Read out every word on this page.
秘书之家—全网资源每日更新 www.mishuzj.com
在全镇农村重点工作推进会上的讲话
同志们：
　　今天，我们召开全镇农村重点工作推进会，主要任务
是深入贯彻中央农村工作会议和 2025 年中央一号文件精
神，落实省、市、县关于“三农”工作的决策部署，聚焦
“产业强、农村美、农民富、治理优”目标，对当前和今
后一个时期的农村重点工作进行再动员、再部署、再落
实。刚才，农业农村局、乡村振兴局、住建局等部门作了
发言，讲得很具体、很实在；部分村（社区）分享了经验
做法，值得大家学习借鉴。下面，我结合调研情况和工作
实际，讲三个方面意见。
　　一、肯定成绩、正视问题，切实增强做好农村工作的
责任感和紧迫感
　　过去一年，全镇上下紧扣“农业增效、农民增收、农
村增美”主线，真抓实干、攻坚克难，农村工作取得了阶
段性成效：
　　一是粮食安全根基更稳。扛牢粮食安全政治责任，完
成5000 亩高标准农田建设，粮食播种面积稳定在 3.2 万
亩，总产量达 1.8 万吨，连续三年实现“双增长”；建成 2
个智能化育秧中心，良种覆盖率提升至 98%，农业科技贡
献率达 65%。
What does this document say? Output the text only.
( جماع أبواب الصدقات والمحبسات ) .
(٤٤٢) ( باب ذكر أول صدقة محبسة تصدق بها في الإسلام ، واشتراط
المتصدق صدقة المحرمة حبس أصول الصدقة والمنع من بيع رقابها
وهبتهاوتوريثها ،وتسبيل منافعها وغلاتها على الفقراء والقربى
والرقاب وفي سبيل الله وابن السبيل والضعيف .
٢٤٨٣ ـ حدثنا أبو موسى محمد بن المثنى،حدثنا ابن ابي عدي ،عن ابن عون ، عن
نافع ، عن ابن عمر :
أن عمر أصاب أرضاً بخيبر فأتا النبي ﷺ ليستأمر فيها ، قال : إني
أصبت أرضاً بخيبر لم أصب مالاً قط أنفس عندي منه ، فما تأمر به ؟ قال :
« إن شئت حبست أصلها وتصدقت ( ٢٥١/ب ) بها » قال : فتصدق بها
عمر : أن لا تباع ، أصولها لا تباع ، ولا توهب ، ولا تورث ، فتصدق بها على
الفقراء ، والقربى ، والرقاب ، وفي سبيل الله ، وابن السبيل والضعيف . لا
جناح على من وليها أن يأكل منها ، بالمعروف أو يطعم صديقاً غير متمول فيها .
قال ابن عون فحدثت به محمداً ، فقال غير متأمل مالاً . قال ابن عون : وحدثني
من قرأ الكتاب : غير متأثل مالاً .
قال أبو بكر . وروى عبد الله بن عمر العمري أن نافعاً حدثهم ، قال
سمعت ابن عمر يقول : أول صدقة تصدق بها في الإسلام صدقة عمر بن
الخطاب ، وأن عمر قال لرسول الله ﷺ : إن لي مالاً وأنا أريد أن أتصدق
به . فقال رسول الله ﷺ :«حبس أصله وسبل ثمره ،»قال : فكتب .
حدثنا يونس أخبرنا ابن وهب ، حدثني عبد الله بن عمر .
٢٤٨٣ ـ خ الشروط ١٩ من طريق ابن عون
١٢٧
——————————
● **INSTRUCTION**
Locate each line containing the string "والقربى" and show it.

● **ANSWER FOR THE TASK**
وهبتهاوتوريثها ،وتسبيل منافعها وغلاتها على الفقراء والقربى
الفقراء ، والقربى ، والرقاب ، وفي سبيل الله ، وابن السبيل والضعيف . لا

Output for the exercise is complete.